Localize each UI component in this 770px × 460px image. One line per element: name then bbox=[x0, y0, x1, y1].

#####

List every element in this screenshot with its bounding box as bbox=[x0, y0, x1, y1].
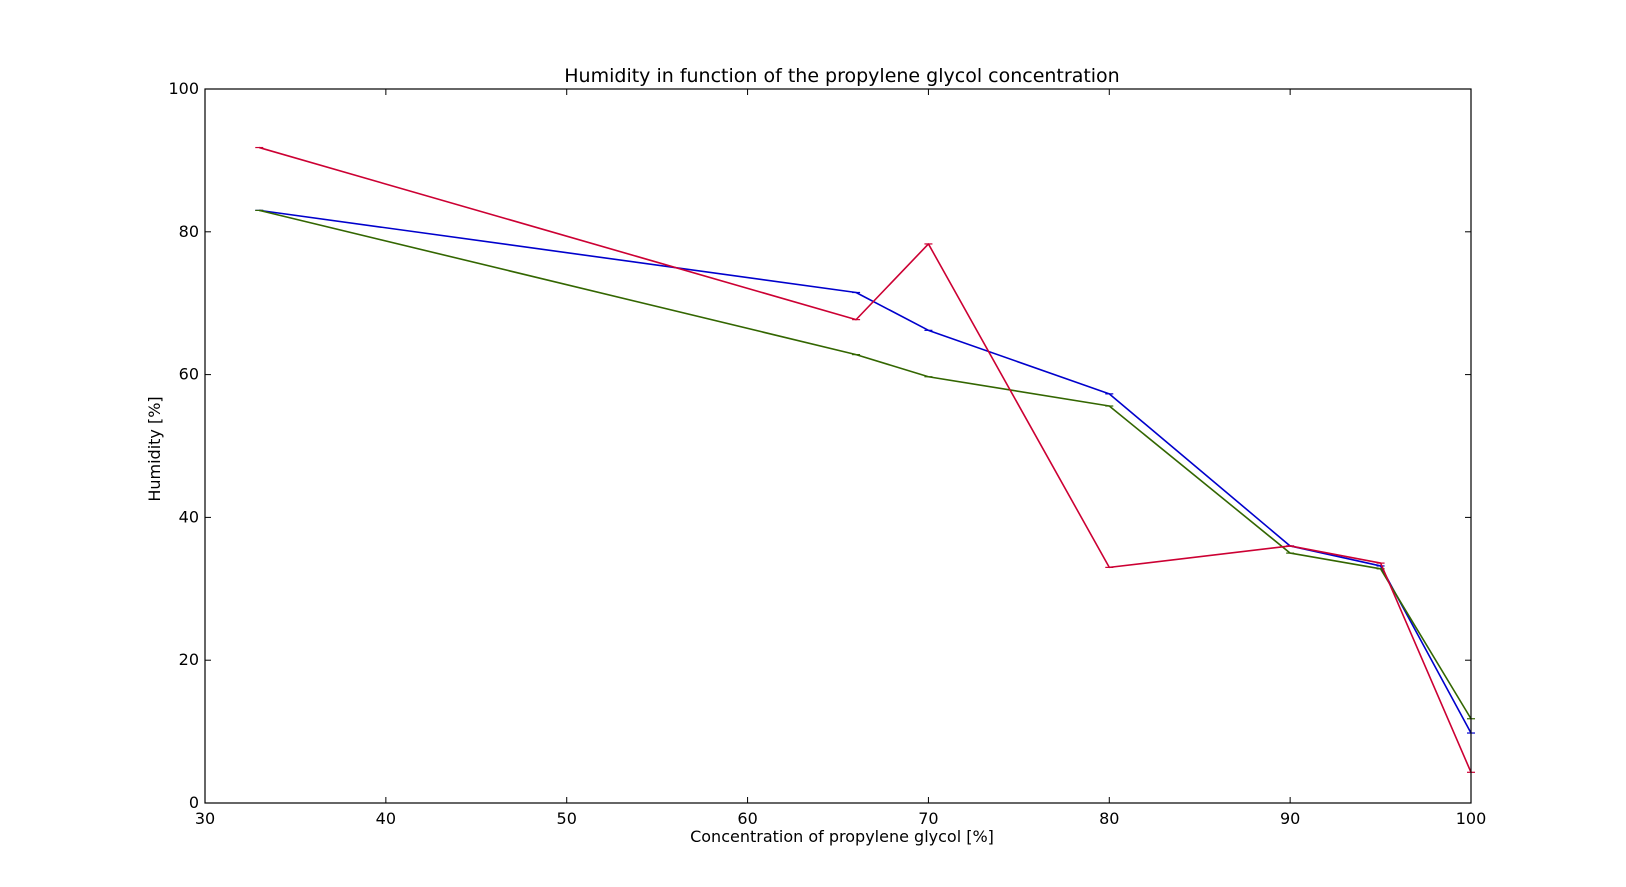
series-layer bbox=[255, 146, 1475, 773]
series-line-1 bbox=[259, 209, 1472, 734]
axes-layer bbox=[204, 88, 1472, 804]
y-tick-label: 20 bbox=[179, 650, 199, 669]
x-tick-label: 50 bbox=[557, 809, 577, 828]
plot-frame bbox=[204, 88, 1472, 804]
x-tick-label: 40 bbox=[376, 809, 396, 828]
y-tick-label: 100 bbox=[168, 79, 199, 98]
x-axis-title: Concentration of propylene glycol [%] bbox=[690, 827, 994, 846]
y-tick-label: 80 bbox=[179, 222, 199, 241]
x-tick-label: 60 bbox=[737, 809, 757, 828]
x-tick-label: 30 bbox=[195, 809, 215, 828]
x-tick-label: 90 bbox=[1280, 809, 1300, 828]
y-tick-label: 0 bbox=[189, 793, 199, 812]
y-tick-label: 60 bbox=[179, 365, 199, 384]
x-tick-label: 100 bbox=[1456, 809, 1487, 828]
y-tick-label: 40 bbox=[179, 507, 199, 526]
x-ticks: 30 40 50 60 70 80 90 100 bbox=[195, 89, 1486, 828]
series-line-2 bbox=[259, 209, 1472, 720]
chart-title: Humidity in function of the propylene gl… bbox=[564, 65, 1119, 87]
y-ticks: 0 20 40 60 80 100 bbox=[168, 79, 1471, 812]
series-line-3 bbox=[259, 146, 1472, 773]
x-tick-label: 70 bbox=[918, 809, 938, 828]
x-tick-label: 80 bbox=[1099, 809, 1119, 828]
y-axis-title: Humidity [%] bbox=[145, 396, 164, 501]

#####

**Exercise task**
Rename "x-tick-label" to "horizontal-tick-label" throughout the part of the records that opens with the line containing "List every element" and closes with the line containing "y-axis-title: Humidity [%]", and return only those lines with nothing else altered. Leave the pictures out of your answer.

**The solution**
List every element in this screenshot with its bounding box as bbox=[x0, y0, x1, y1].
series-layer bbox=[255, 146, 1475, 773]
series-line-1 bbox=[259, 209, 1472, 734]
axes-layer bbox=[204, 88, 1472, 804]
y-tick-label: 20 bbox=[179, 650, 199, 669]
horizontal-tick-label: 50 bbox=[557, 809, 577, 828]
plot-frame bbox=[204, 88, 1472, 804]
horizontal-tick-label: 40 bbox=[376, 809, 396, 828]
y-tick-label: 100 bbox=[168, 79, 199, 98]
x-axis-title: Concentration of propylene glycol [%] bbox=[690, 827, 994, 846]
y-tick-label: 80 bbox=[179, 222, 199, 241]
horizontal-tick-label: 60 bbox=[737, 809, 757, 828]
horizontal-tick-label: 30 bbox=[195, 809, 215, 828]
horizontal-tick-label: 90 bbox=[1280, 809, 1300, 828]
y-tick-label: 0 bbox=[189, 793, 199, 812]
y-tick-label: 60 bbox=[179, 365, 199, 384]
horizontal-tick-label: 100 bbox=[1456, 809, 1487, 828]
y-tick-label: 40 bbox=[179, 507, 199, 526]
x-ticks: 30 40 50 60 70 80 90 100 bbox=[195, 89, 1486, 828]
series-line-2 bbox=[259, 209, 1472, 720]
chart-title: Humidity in function of the propylene gl… bbox=[564, 65, 1119, 87]
y-ticks: 0 20 40 60 80 100 bbox=[168, 79, 1471, 812]
series-line-3 bbox=[259, 146, 1472, 773]
horizontal-tick-label: 70 bbox=[918, 809, 938, 828]
horizontal-tick-label: 80 bbox=[1099, 809, 1119, 828]
y-axis-title: Humidity [%] bbox=[145, 396, 164, 501]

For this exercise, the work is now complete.